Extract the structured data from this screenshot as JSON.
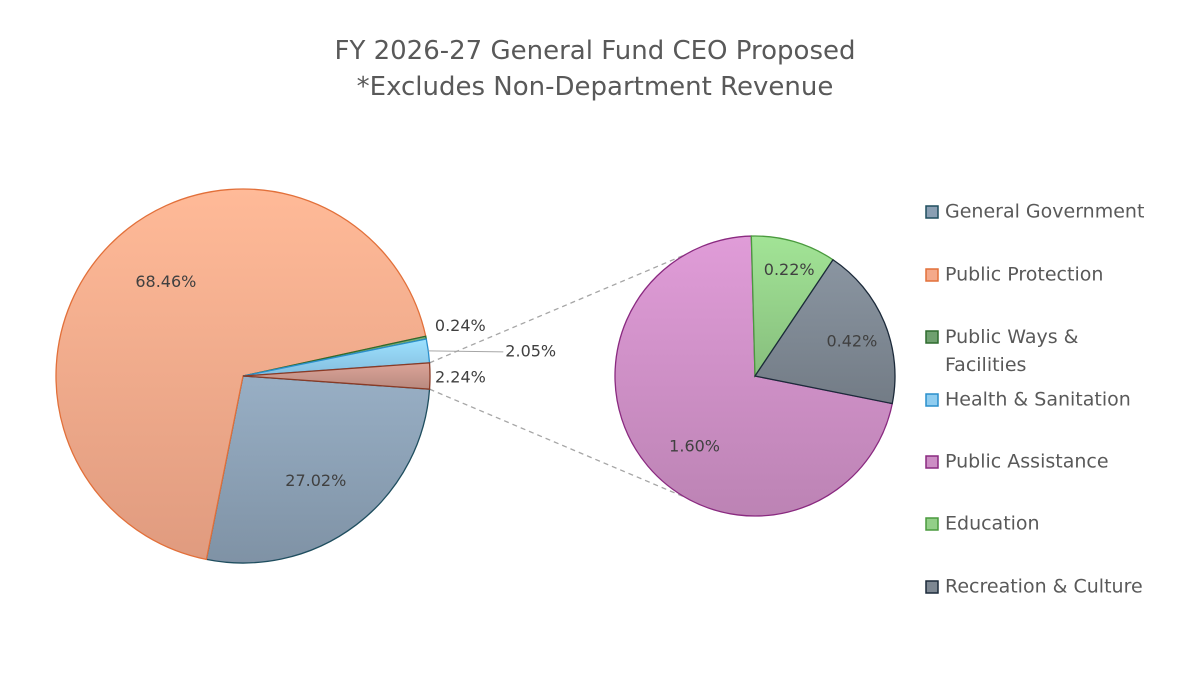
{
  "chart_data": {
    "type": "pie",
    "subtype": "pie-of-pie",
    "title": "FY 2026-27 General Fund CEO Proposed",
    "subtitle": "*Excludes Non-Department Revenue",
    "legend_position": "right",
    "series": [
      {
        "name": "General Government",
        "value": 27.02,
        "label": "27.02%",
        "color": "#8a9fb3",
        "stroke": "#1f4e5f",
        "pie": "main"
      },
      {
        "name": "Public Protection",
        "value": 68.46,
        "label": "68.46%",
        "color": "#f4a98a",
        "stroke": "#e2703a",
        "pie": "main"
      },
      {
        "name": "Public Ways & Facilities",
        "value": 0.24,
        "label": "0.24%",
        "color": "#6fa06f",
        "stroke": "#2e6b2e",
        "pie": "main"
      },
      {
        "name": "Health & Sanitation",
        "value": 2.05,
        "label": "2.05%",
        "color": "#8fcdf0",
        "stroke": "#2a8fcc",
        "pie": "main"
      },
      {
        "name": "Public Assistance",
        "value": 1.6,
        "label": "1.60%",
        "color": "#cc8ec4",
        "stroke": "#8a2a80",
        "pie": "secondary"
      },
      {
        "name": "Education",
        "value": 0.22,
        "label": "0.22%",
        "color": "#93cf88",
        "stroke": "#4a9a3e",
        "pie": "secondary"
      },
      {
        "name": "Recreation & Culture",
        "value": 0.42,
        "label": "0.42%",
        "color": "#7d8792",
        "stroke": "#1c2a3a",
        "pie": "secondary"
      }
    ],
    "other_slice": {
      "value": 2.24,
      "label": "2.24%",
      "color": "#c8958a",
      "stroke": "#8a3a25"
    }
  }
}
━━━━
**Goal:**
Write out the records above exactly as they stand, leaving out every picture.

**Response to this exercise:**
Extract the structured data from this screenshot as JSON.
{
  "chart_data": {
    "type": "pie",
    "subtype": "pie-of-pie",
    "title": "FY 2026-27 General Fund CEO Proposed",
    "subtitle": "*Excludes Non-Department Revenue",
    "legend_position": "right",
    "series": [
      {
        "name": "General Government",
        "value": 27.02,
        "label": "27.02%",
        "color": "#8a9fb3",
        "stroke": "#1f4e5f",
        "pie": "main"
      },
      {
        "name": "Public Protection",
        "value": 68.46,
        "label": "68.46%",
        "color": "#f4a98a",
        "stroke": "#e2703a",
        "pie": "main"
      },
      {
        "name": "Public Ways & Facilities",
        "value": 0.24,
        "label": "0.24%",
        "color": "#6fa06f",
        "stroke": "#2e6b2e",
        "pie": "main"
      },
      {
        "name": "Health & Sanitation",
        "value": 2.05,
        "label": "2.05%",
        "color": "#8fcdf0",
        "stroke": "#2a8fcc",
        "pie": "main"
      },
      {
        "name": "Public Assistance",
        "value": 1.6,
        "label": "1.60%",
        "color": "#cc8ec4",
        "stroke": "#8a2a80",
        "pie": "secondary"
      },
      {
        "name": "Education",
        "value": 0.22,
        "label": "0.22%",
        "color": "#93cf88",
        "stroke": "#4a9a3e",
        "pie": "secondary"
      },
      {
        "name": "Recreation & Culture",
        "value": 0.42,
        "label": "0.42%",
        "color": "#7d8792",
        "stroke": "#1c2a3a",
        "pie": "secondary"
      }
    ],
    "other_slice": {
      "value": 2.24,
      "label": "2.24%",
      "color": "#c8958a",
      "stroke": "#8a3a25"
    }
  }
}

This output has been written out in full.